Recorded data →
____

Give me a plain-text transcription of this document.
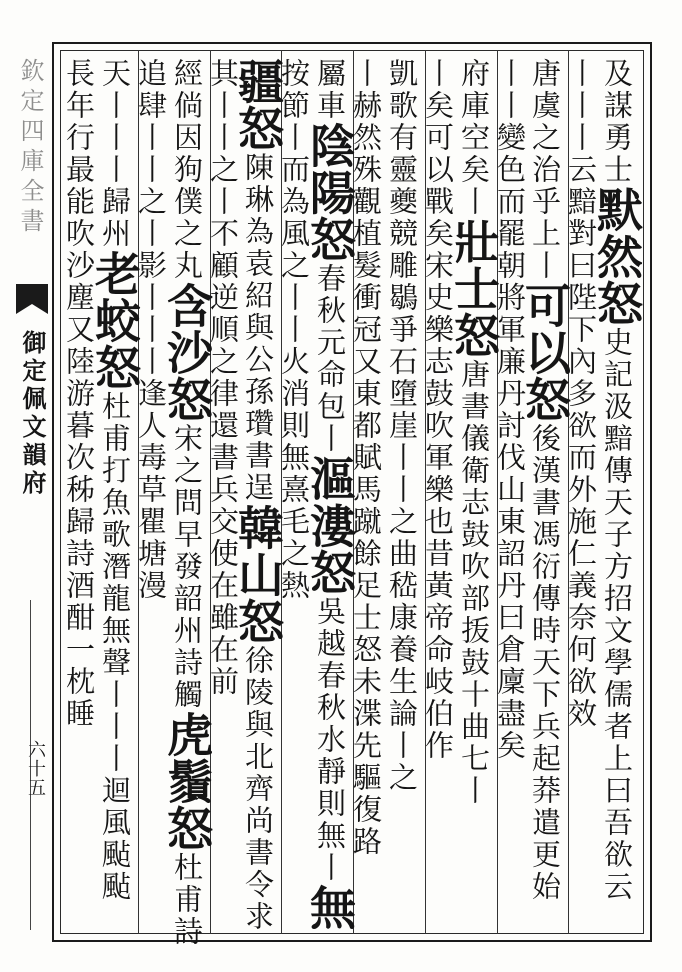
欽定四庫全書
御定佩文韻府
六十五
及謀勇士默然怒史記汲黯傳天子方招文學儒者上曰吾欲云
丨丨丨云黯對曰陛下內多欲而外施仁義奈何欲效
唐虞之治乎上丨可以怒後漢書馮衍傳時天下兵起莽遣更始
丨丨變色而罷朝將軍廉丹討伐山東詔丹曰倉廩盡矣
府庫空矣丨壯士怒唐書儀衛志鼓吹部㧞鼓十曲七丨
丨矣可以戰矣宋史樂志鼓吹軍樂也昔黃帝命岐伯作
凱歌有靈夔競雕鶡爭石墮崖丨丨之曲嵇康養生論丨之
丨赫然殊觀植髮衝冠又東都賦馬蹴餘足士怒未渫先驅復路
屬車陰陽怒春秋元命包丨漚漊怒吳越春秋水靜則無丨無
按節丨而為風之丨丨火消則無熹毛之熱
疆怒陳琳為袁紹與公孫瓚書逞韓山怒徐陵與北齊尚書令求
其丨丨之丨不顧逆順之律還書兵交使在雖在前
經倘因狗僕之丸含沙怒宋之問早發韶州詩觸虎鬚怒杜甫詩
追肆丨丨之丨影丨丨丨逢人毒草瞿塘漫
天丨丨丨歸州老蛟怒杜甫打魚歌潛龍無聲丨丨丨迴風颭颭
長年行最能吹沙塵又陸游暮次秭歸詩酒酣一枕睡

____

Goal → Skip the pictures, then retype every line above exactly.

Worked answer →
Give me a plain-text transcription of this document.
欽定四庫全書
御定佩文韻府
六十五
及謀勇士默然怒史記汲黯傳天子方招文學儒者上曰吾欲云
丨丨丨云黯對曰陛下內多欲而外施仁義奈何欲效
唐虞之治乎上丨可以怒後漢書馮衍傳時天下兵起莽遣更始
丨丨變色而罷朝將軍廉丹討伐山東詔丹曰倉廩盡矣
府庫空矣丨壯士怒唐書儀衛志鼓吹部㧞鼓十曲七丨
丨矣可以戰矣宋史樂志鼓吹軍樂也昔黃帝命岐伯作
凱歌有靈夔競雕鶡爭石墮崖丨丨之曲嵇康養生論丨之
丨赫然殊觀植髮衝冠又東都賦馬蹴餘足士怒未渫先驅復路
屬車陰陽怒春秋元命包丨漚漊怒吳越春秋水靜則無丨無
按節丨而為風之丨丨火消則無熹毛之熱
疆怒陳琳為袁紹與公孫瓚書逞韓山怒徐陵與北齊尚書令求
其丨丨之丨不顧逆順之律還書兵交使在雖在前
經倘因狗僕之丸含沙怒宋之問早發韶州詩觸虎鬚怒杜甫詩
追肆丨丨之丨影丨丨丨逢人毒草瞿塘漫
天丨丨丨歸州老蛟怒杜甫打魚歌潛龍無聲丨丨丨迴風颭颭
長年行最能吹沙塵又陸游暮次秭歸詩酒酣一枕睡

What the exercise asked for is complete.